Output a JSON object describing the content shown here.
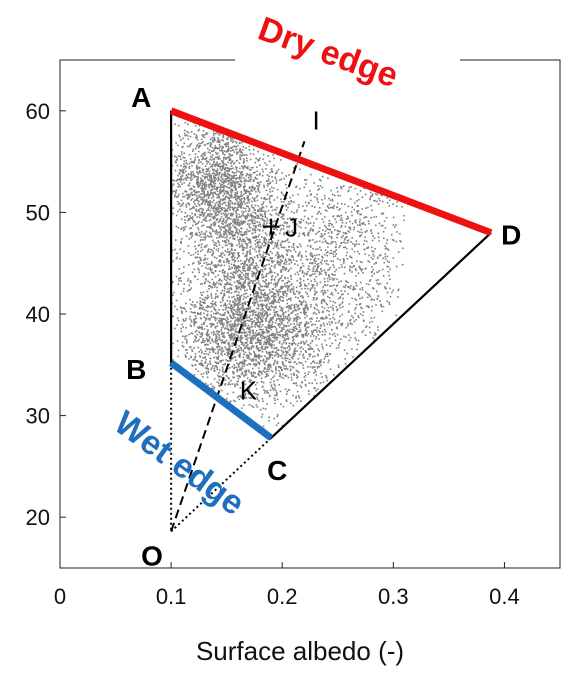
{
  "chart_data": {
    "type": "scatter",
    "title": "",
    "xlabel": "Surface albedo (-)",
    "ylabel": "",
    "xlim": [
      0,
      0.45
    ],
    "ylim": [
      15,
      65
    ],
    "xticks": [
      "0",
      "0.1",
      "0.2",
      "0.3",
      "0.4"
    ],
    "yticks": [
      "20",
      "30",
      "40",
      "50",
      "60"
    ],
    "grid": false,
    "points": {
      "A": [
        0.1,
        60
      ],
      "B": [
        0.1,
        35.2
      ],
      "C": [
        0.19,
        27.8
      ],
      "D": [
        0.388,
        48
      ],
      "O": [
        0.1,
        18.6
      ],
      "I": [
        0.22,
        57
      ],
      "J": [
        0.19,
        48.6
      ],
      "K": [
        0.16,
        31.6
      ]
    },
    "labels": {
      "A": "A",
      "B": "B",
      "C": "C",
      "D": "D",
      "O": "O",
      "I": "I",
      "J": "J",
      "K": "K"
    },
    "annotations": {
      "dry_edge": "Dry edge",
      "wet_edge": "Wet edge",
      "dry_edge_color": "#ee1111",
      "wet_edge_color": "#1f6fbf"
    },
    "scatter_color": "#808080",
    "scatter_clusters": [
      {
        "cx": 0.14,
        "cy": 53,
        "sx": 0.022,
        "sy": 3.2,
        "n": 1400
      },
      {
        "cx": 0.17,
        "cy": 47,
        "sx": 0.028,
        "sy": 4.0,
        "n": 1300
      },
      {
        "cx": 0.17,
        "cy": 38,
        "sx": 0.034,
        "sy": 3.6,
        "n": 2400
      },
      {
        "cx": 0.24,
        "cy": 43,
        "sx": 0.03,
        "sy": 5.0,
        "n": 700
      },
      {
        "cx": 0.27,
        "cy": 48,
        "sx": 0.025,
        "sy": 4.0,
        "n": 350
      }
    ]
  }
}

**Instructions for the task**
Transcribe the full listing above exactly as it stands, minus the pictures.

**Solution to this problem**
Output a JSON object describing the content shown here.
{
  "chart_data": {
    "type": "scatter",
    "title": "",
    "xlabel": "Surface albedo (-)",
    "ylabel": "",
    "xlim": [
      0,
      0.45
    ],
    "ylim": [
      15,
      65
    ],
    "xticks": [
      "0",
      "0.1",
      "0.2",
      "0.3",
      "0.4"
    ],
    "yticks": [
      "20",
      "30",
      "40",
      "50",
      "60"
    ],
    "grid": false,
    "points": {
      "A": [
        0.1,
        60
      ],
      "B": [
        0.1,
        35.2
      ],
      "C": [
        0.19,
        27.8
      ],
      "D": [
        0.388,
        48
      ],
      "O": [
        0.1,
        18.6
      ],
      "I": [
        0.22,
        57
      ],
      "J": [
        0.19,
        48.6
      ],
      "K": [
        0.16,
        31.6
      ]
    },
    "labels": {
      "A": "A",
      "B": "B",
      "C": "C",
      "D": "D",
      "O": "O",
      "I": "I",
      "J": "J",
      "K": "K"
    },
    "annotations": {
      "dry_edge": "Dry edge",
      "wet_edge": "Wet edge",
      "dry_edge_color": "#ee1111",
      "wet_edge_color": "#1f6fbf"
    },
    "scatter_color": "#808080",
    "scatter_clusters": [
      {
        "cx": 0.14,
        "cy": 53,
        "sx": 0.022,
        "sy": 3.2,
        "n": 1400
      },
      {
        "cx": 0.17,
        "cy": 47,
        "sx": 0.028,
        "sy": 4.0,
        "n": 1300
      },
      {
        "cx": 0.17,
        "cy": 38,
        "sx": 0.034,
        "sy": 3.6,
        "n": 2400
      },
      {
        "cx": 0.24,
        "cy": 43,
        "sx": 0.03,
        "sy": 5.0,
        "n": 700
      },
      {
        "cx": 0.27,
        "cy": 48,
        "sx": 0.025,
        "sy": 4.0,
        "n": 350
      }
    ]
  }
}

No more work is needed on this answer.